Given request =
Give back the records below exactly, every one, with no pictures.

_____

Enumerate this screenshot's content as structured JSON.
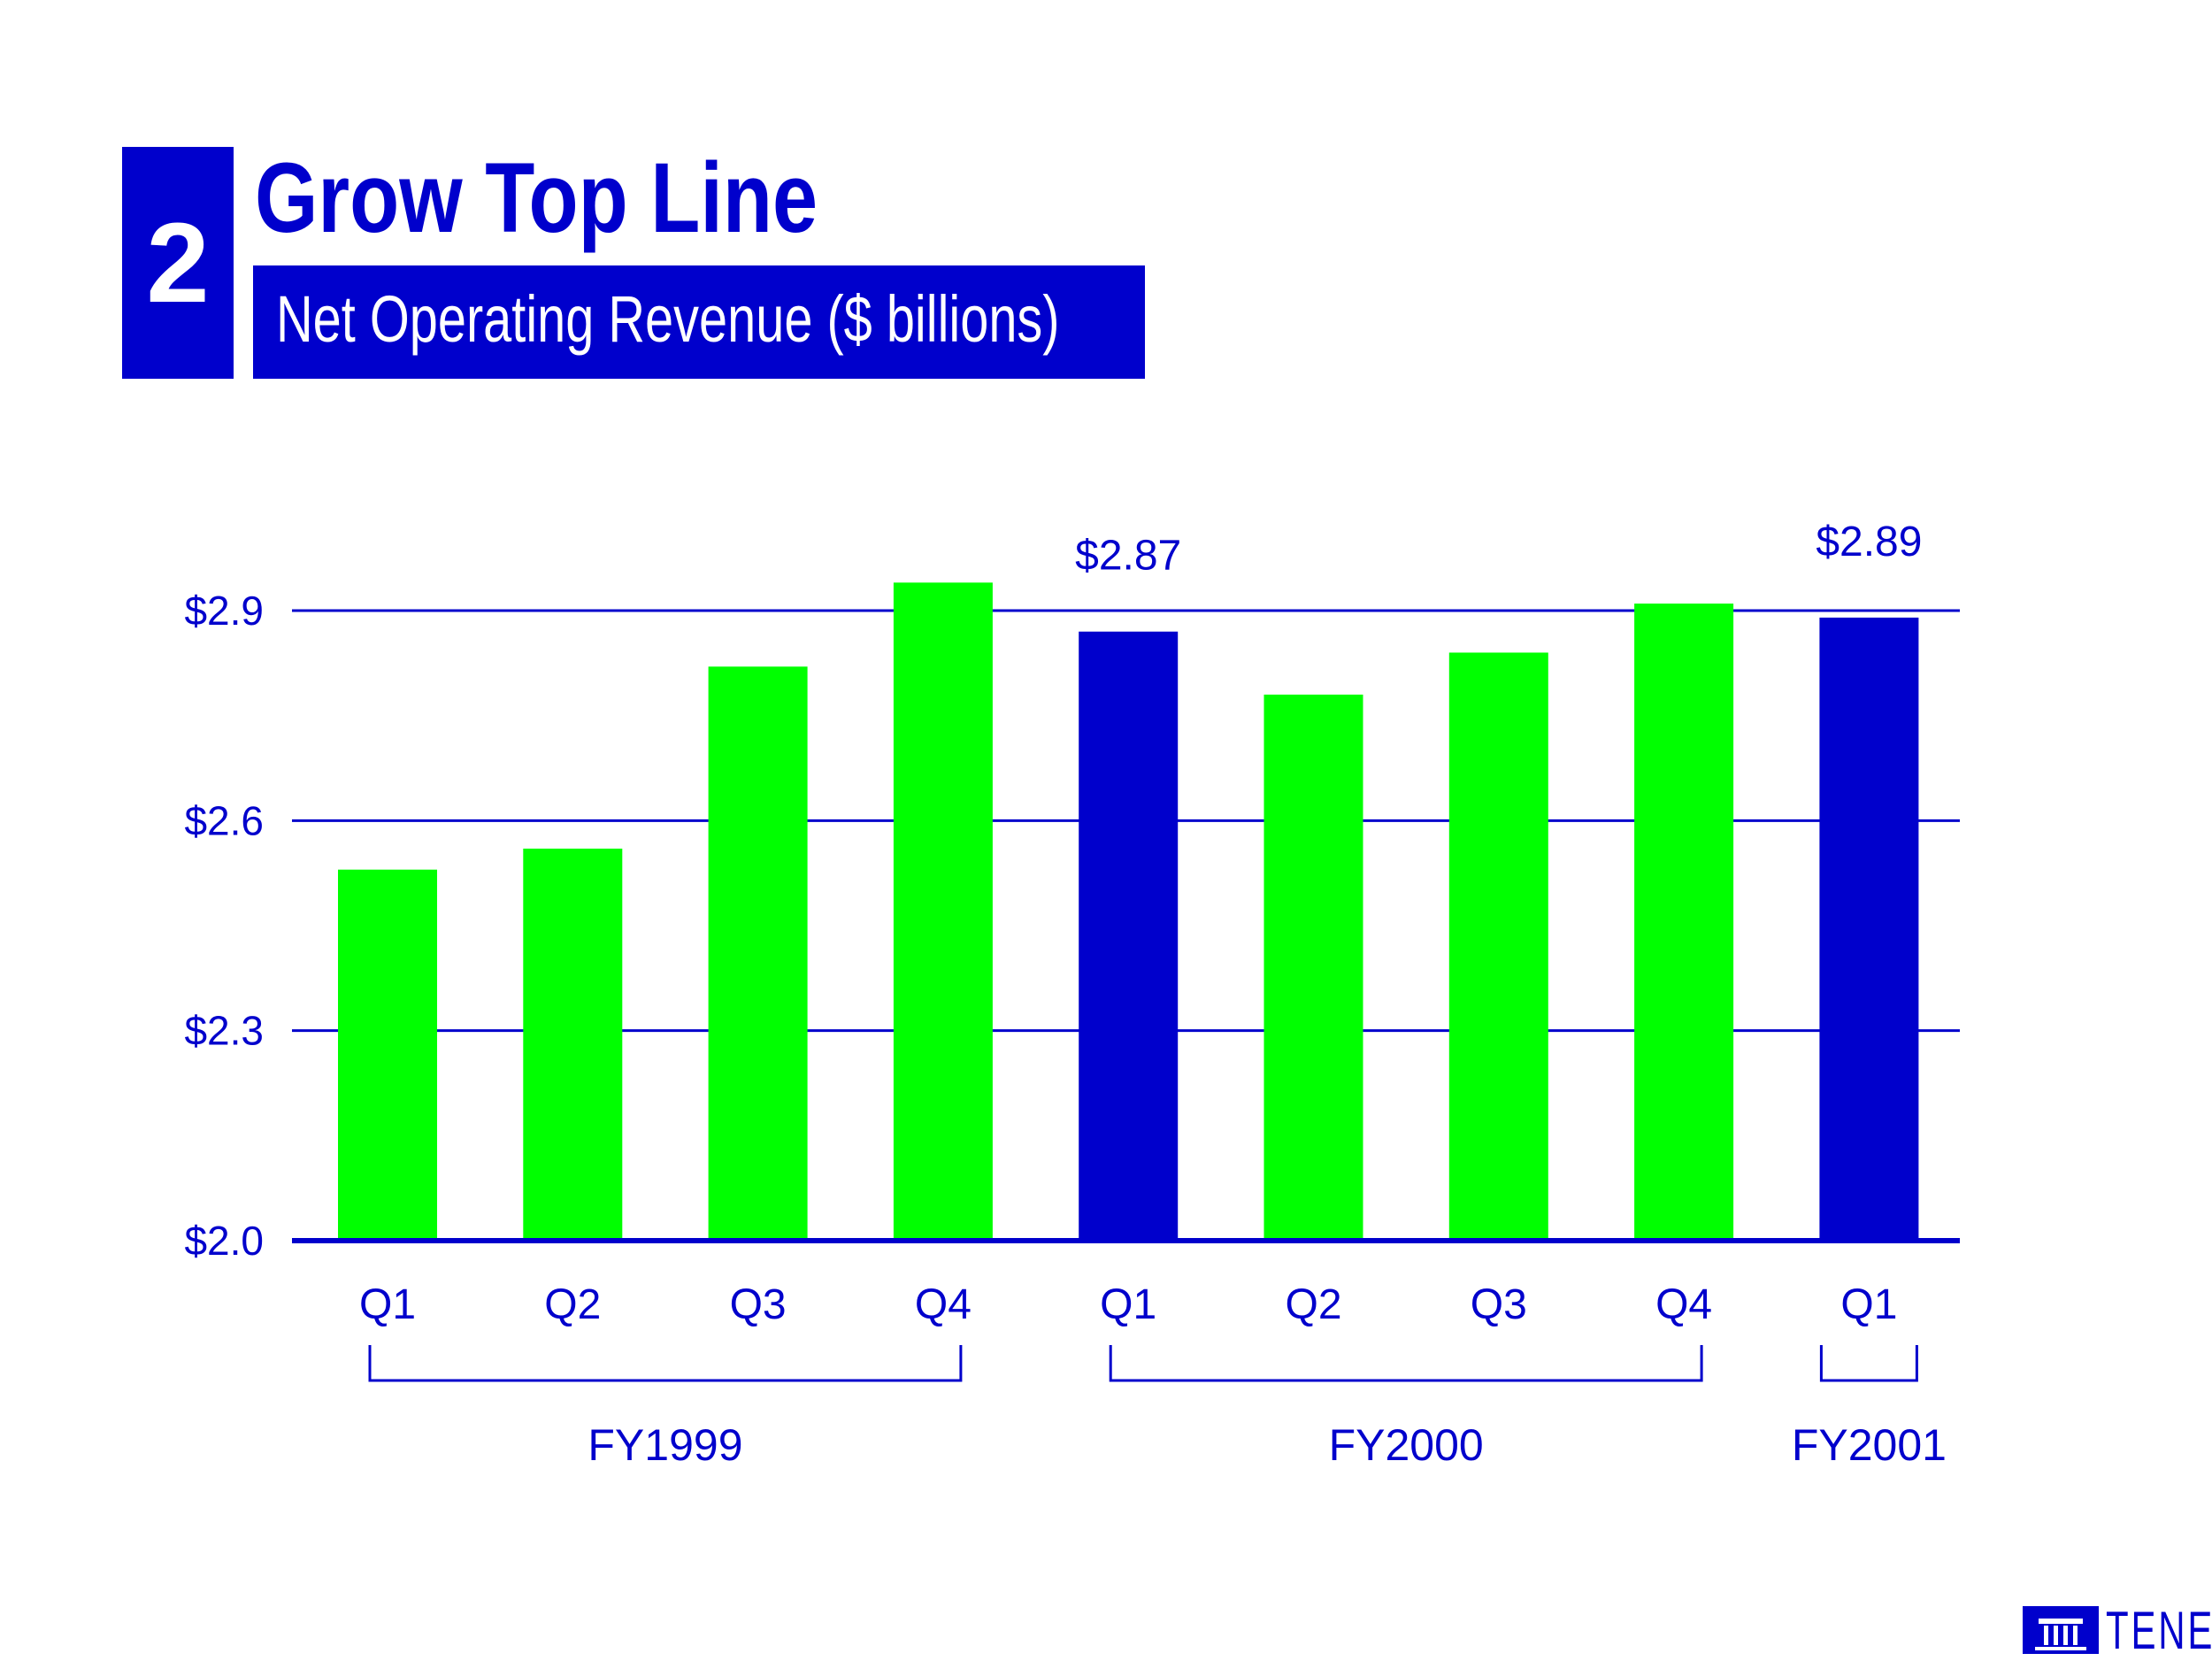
{
  "slide": {
    "number": "2",
    "title": "Grow Top Line",
    "subtitle": "Net Operating Revenue ($ billions)"
  },
  "logo": {
    "text": "TENET."
  },
  "colors": {
    "primary": "#0000cc",
    "green": "#00ff00",
    "background": "#ffffff"
  },
  "chart_data": {
    "type": "bar",
    "title": "Net Operating Revenue ($ billions)",
    "categories": [
      "Q1",
      "Q2",
      "Q3",
      "Q4",
      "Q1",
      "Q2",
      "Q3",
      "Q4",
      "Q1"
    ],
    "values": [
      2.53,
      2.56,
      2.82,
      2.94,
      2.87,
      2.78,
      2.84,
      2.91,
      2.89
    ],
    "highlight": [
      false,
      false,
      false,
      false,
      true,
      false,
      false,
      false,
      true
    ],
    "data_labels": [
      "",
      "",
      "",
      "",
      "$2.87",
      "",
      "",
      "",
      "$2.89"
    ],
    "y_ticks": [
      2.0,
      2.3,
      2.6,
      2.9
    ],
    "y_tick_labels": [
      "$2.0",
      "$2.3",
      "$2.6",
      "$2.9"
    ],
    "ylim": [
      2.0,
      2.95
    ],
    "grid": true,
    "groups": [
      {
        "label": "FY1999",
        "start": 0,
        "end": 3
      },
      {
        "label": "FY2000",
        "start": 4,
        "end": 7
      },
      {
        "label": "FY2001",
        "start": 8,
        "end": 8
      }
    ],
    "xlabel": "",
    "ylabel": ""
  }
}
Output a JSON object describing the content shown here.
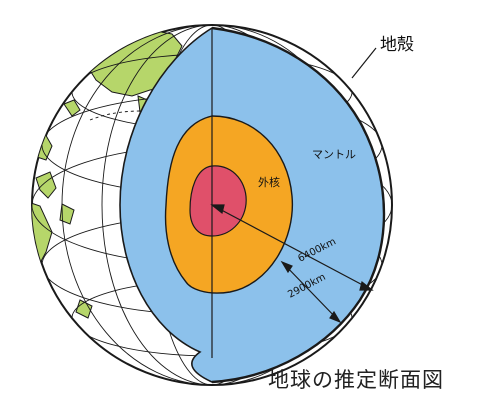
{
  "labels": {
    "crust": "地殻",
    "mantle": "マントル",
    "outer_core": "外核",
    "radius_label": "6400km",
    "depth_label": "2900km"
  },
  "caption": "地球の推定断面図",
  "colors": {
    "mantle": "#8cc1eb",
    "outer_core": "#f5a623",
    "inner_core": "#e0506a",
    "land": "#b6d66a",
    "globe": "#ffffff",
    "lines": "#1a1a1a"
  }
}
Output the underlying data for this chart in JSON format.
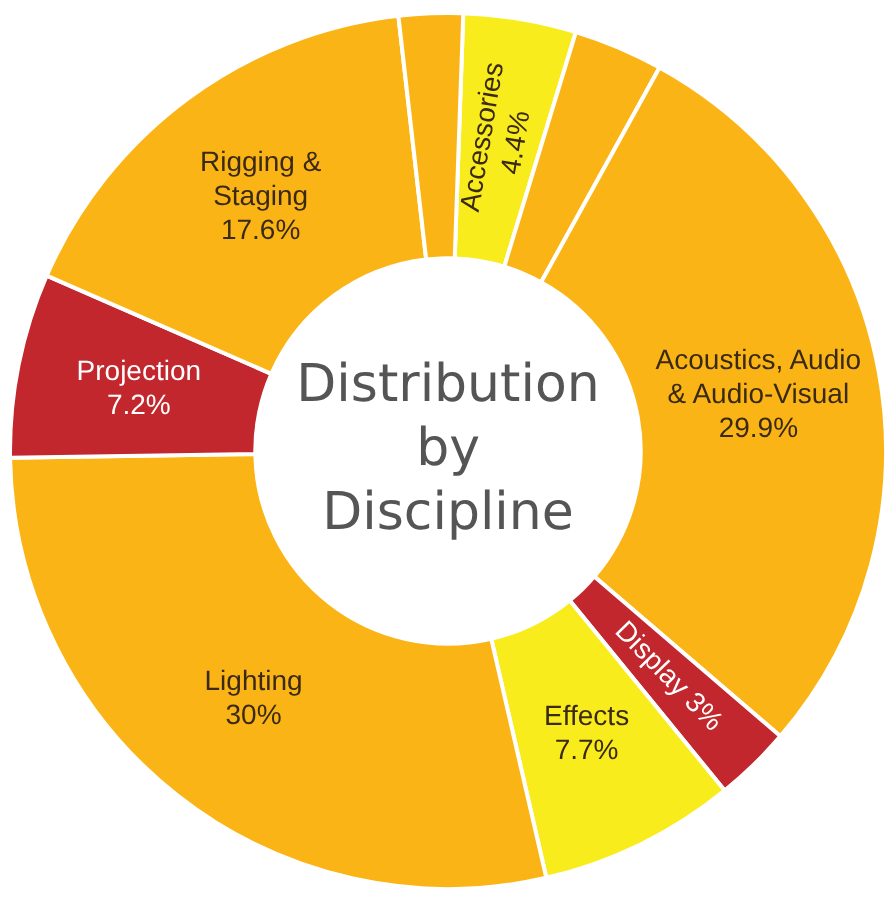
{
  "chart_data": {
    "type": "donut",
    "title": "Distribution by Discipline",
    "categories": [
      "Accessories",
      null,
      "Acoustics, Audio & Audio-Visual",
      "Display",
      "Effects",
      "Lighting",
      "Projection",
      "Rigging & Staging",
      null
    ],
    "values": [
      4.4,
      3.5,
      29.9,
      3,
      7.7,
      30,
      7.2,
      17.6,
      2.5
    ],
    "value_labels": [
      "4.4%",
      null,
      "29.9%",
      "3%",
      "7.7%",
      "30%",
      "7.2%",
      "17.6%",
      null
    ],
    "colors": [
      "#f9ec1c",
      "#fbb416",
      "#fbb416",
      "#c1272d",
      "#f9ec1c",
      "#fbb416",
      "#c1272d",
      "#fbb416",
      "#fbb416"
    ],
    "legend": false
  }
}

_____

Solution to this task =
Enumerate this screenshot's content as structured JSON.
{
  "slide": {
    "number": "2",
    "title": "Grow Top Line",
    "subtitle": "Net Operating Revenue ($ billions)"
  },
  "logo": {
    "text": "TENET."
  },
  "colors": {
    "primary": "#0000cc",
    "green": "#00ff00",
    "background": "#ffffff"
  },
  "chart_data": {
    "type": "bar",
    "title": "Net Operating Revenue ($ billions)",
    "categories": [
      "Q1",
      "Q2",
      "Q3",
      "Q4",
      "Q1",
      "Q2",
      "Q3",
      "Q4",
      "Q1"
    ],
    "values": [
      2.53,
      2.56,
      2.82,
      2.94,
      2.87,
      2.78,
      2.84,
      2.91,
      2.89
    ],
    "highlight": [
      false,
      false,
      false,
      false,
      true,
      false,
      false,
      false,
      true
    ],
    "data_labels": [
      "",
      "",
      "",
      "",
      "$2.87",
      "",
      "",
      "",
      "$2.89"
    ],
    "y_ticks": [
      2.0,
      2.3,
      2.6,
      2.9
    ],
    "y_tick_labels": [
      "$2.0",
      "$2.3",
      "$2.6",
      "$2.9"
    ],
    "ylim": [
      2.0,
      2.95
    ],
    "grid": true,
    "groups": [
      {
        "label": "FY1999",
        "start": 0,
        "end": 3
      },
      {
        "label": "FY2000",
        "start": 4,
        "end": 7
      },
      {
        "label": "FY2001",
        "start": 8,
        "end": 8
      }
    ],
    "xlabel": "",
    "ylabel": ""
  }
}
Output a JSON object describing the content shown here.
{
  "labels": {
    "crust": "地殻",
    "mantle": "マントル",
    "outer_core": "外核",
    "radius_label": "6400km",
    "depth_label": "2900km"
  },
  "caption": "地球の推定断面図",
  "colors": {
    "mantle": "#8cc1eb",
    "outer_core": "#f5a623",
    "inner_core": "#e0506a",
    "land": "#b6d66a",
    "globe": "#ffffff",
    "lines": "#1a1a1a"
  }
}
Output the underlying data for this chart in JSON format.
{
  "chart_data": {
    "type": "donut",
    "title": "Distribution by Discipline",
    "categories": [
      "Accessories",
      null,
      "Acoustics, Audio & Audio-Visual",
      "Display",
      "Effects",
      "Lighting",
      "Projection",
      "Rigging & Staging",
      null
    ],
    "values": [
      4.4,
      3.5,
      29.9,
      3,
      7.7,
      30,
      7.2,
      17.6,
      2.5
    ],
    "value_labels": [
      "4.4%",
      null,
      "29.9%",
      "3%",
      "7.7%",
      "30%",
      "7.2%",
      "17.6%",
      null
    ],
    "colors": [
      "#f9ec1c",
      "#fbb416",
      "#fbb416",
      "#c1272d",
      "#f9ec1c",
      "#fbb416",
      "#c1272d",
      "#fbb416",
      "#fbb416"
    ],
    "legend": false
  }
}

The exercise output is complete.